__WHAT TO WORK ON__
Extract every line of the material below and reproduce it faithfully.

__PROVIDED INFORMATION__

-- START --

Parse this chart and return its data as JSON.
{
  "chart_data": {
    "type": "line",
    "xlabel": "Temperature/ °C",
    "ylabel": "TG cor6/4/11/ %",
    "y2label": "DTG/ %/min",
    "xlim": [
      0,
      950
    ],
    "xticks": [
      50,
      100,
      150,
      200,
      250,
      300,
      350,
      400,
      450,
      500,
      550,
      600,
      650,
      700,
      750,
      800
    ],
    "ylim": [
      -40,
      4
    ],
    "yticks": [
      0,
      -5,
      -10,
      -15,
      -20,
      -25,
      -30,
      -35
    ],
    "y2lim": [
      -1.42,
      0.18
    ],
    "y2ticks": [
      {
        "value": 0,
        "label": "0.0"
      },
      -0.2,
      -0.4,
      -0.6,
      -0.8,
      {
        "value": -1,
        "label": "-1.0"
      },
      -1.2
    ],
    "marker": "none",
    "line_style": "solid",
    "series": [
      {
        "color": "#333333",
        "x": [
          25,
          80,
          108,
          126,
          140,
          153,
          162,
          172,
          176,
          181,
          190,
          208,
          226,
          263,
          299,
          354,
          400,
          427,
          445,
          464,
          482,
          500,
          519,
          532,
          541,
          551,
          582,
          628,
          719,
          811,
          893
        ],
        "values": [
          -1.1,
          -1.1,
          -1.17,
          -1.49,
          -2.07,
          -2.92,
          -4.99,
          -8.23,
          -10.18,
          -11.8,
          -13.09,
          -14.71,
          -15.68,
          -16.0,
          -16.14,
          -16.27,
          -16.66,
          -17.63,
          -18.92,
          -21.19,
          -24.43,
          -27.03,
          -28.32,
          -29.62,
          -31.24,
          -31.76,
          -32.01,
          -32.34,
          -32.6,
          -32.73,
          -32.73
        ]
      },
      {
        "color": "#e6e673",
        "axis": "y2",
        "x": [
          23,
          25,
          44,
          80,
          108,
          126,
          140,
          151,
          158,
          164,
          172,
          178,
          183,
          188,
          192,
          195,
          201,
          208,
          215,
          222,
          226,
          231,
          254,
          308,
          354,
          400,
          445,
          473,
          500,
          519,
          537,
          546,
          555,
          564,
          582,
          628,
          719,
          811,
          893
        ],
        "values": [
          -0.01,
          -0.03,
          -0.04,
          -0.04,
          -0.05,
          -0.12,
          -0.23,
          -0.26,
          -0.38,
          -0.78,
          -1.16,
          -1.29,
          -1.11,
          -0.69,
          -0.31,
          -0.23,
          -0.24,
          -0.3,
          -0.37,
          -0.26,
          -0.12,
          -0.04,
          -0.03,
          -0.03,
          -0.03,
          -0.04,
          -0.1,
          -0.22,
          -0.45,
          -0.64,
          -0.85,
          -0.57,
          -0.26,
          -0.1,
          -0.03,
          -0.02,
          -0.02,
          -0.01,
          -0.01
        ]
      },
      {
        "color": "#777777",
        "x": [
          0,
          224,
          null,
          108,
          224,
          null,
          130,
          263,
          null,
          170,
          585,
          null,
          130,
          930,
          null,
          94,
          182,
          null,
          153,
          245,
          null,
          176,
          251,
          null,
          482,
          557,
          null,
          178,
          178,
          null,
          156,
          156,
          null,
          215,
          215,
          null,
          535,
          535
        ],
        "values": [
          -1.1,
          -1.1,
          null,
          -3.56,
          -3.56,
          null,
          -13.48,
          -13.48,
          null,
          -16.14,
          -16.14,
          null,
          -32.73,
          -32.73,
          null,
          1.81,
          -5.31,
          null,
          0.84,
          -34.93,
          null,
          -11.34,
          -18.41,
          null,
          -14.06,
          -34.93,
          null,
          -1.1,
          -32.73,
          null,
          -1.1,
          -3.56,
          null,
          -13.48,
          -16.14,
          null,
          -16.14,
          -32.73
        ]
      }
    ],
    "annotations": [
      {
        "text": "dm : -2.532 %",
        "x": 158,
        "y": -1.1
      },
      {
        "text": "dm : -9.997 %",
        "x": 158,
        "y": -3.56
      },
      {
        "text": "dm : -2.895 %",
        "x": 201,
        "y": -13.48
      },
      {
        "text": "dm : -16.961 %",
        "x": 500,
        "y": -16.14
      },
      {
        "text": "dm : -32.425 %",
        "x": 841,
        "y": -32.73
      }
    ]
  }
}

-- END --

__WRITTEN REPLY__
Parse this chart and return its data as JSON.
{
  "chart_data": {
    "type": "line",
    "xlabel": "Temperature/ °C",
    "ylabel": "TG cor6/4/11/ %",
    "y2label": "DTG/ %/min",
    "xlim": [
      0,
      950
    ],
    "xticks": [
      50,
      100,
      150,
      200,
      250,
      300,
      350,
      400,
      450,
      500,
      550,
      600,
      650,
      700,
      750,
      800
    ],
    "ylim": [
      -40,
      4
    ],
    "yticks": [
      0,
      -5,
      -10,
      -15,
      -20,
      -25,
      -30,
      -35
    ],
    "y2lim": [
      -1.42,
      0.18
    ],
    "y2ticks": [
      {
        "value": 0,
        "label": "0.0"
      },
      -0.2,
      -0.4,
      -0.6,
      -0.8,
      {
        "value": -1,
        "label": "-1.0"
      },
      -1.2
    ],
    "marker": "none",
    "line_style": "solid",
    "series": [
      {
        "color": "#333333",
        "x": [
          25,
          80,
          108,
          126,
          140,
          153,
          162,
          172,
          176,
          181,
          190,
          208,
          226,
          263,
          299,
          354,
          400,
          427,
          445,
          464,
          482,
          500,
          519,
          532,
          541,
          551,
          582,
          628,
          719,
          811,
          893
        ],
        "values": [
          -1.1,
          -1.1,
          -1.17,
          -1.49,
          -2.07,
          -2.92,
          -4.99,
          -8.23,
          -10.18,
          -11.8,
          -13.09,
          -14.71,
          -15.68,
          -16.0,
          -16.14,
          -16.27,
          -16.66,
          -17.63,
          -18.92,
          -21.19,
          -24.43,
          -27.03,
          -28.32,
          -29.62,
          -31.24,
          -31.76,
          -32.01,
          -32.34,
          -32.6,
          -32.73,
          -32.73
        ]
      },
      {
        "color": "#e6e673",
        "axis": "y2",
        "x": [
          23,
          25,
          44,
          80,
          108,
          126,
          140,
          151,
          158,
          164,
          172,
          178,
          183,
          188,
          192,
          195,
          201,
          208,
          215,
          222,
          226,
          231,
          254,
          308,
          354,
          400,
          445,
          473,
          500,
          519,
          537,
          546,
          555,
          564,
          582,
          628,
          719,
          811,
          893
        ],
        "values": [
          -0.01,
          -0.03,
          -0.04,
          -0.04,
          -0.05,
          -0.12,
          -0.23,
          -0.26,
          -0.38,
          -0.78,
          -1.16,
          -1.29,
          -1.11,
          -0.69,
          -0.31,
          -0.23,
          -0.24,
          -0.3,
          -0.37,
          -0.26,
          -0.12,
          -0.04,
          -0.03,
          -0.03,
          -0.03,
          -0.04,
          -0.1,
          -0.22,
          -0.45,
          -0.64,
          -0.85,
          -0.57,
          -0.26,
          -0.1,
          -0.03,
          -0.02,
          -0.02,
          -0.01,
          -0.01
        ]
      },
      {
        "color": "#777777",
        "x": [
          0,
          224,
          null,
          108,
          224,
          null,
          130,
          263,
          null,
          170,
          585,
          null,
          130,
          930,
          null,
          94,
          182,
          null,
          153,
          245,
          null,
          176,
          251,
          null,
          482,
          557,
          null,
          178,
          178,
          null,
          156,
          156,
          null,
          215,
          215,
          null,
          535,
          535
        ],
        "values": [
          -1.1,
          -1.1,
          null,
          -3.56,
          -3.56,
          null,
          -13.48,
          -13.48,
          null,
          -16.14,
          -16.14,
          null,
          -32.73,
          -32.73,
          null,
          1.81,
          -5.31,
          null,
          0.84,
          -34.93,
          null,
          -11.34,
          -18.41,
          null,
          -14.06,
          -34.93,
          null,
          -1.1,
          -32.73,
          null,
          -1.1,
          -3.56,
          null,
          -13.48,
          -16.14,
          null,
          -16.14,
          -32.73
        ]
      }
    ],
    "annotations": [
      {
        "text": "dm : -2.532 %",
        "x": 158,
        "y": -1.1
      },
      {
        "text": "dm : -9.997 %",
        "x": 158,
        "y": -3.56
      },
      {
        "text": "dm : -2.895 %",
        "x": 201,
        "y": -13.48
      },
      {
        "text": "dm : -16.961 %",
        "x": 500,
        "y": -16.14
      },
      {
        "text": "dm : -32.425 %",
        "x": 841,
        "y": -32.73
      }
    ]
  }
}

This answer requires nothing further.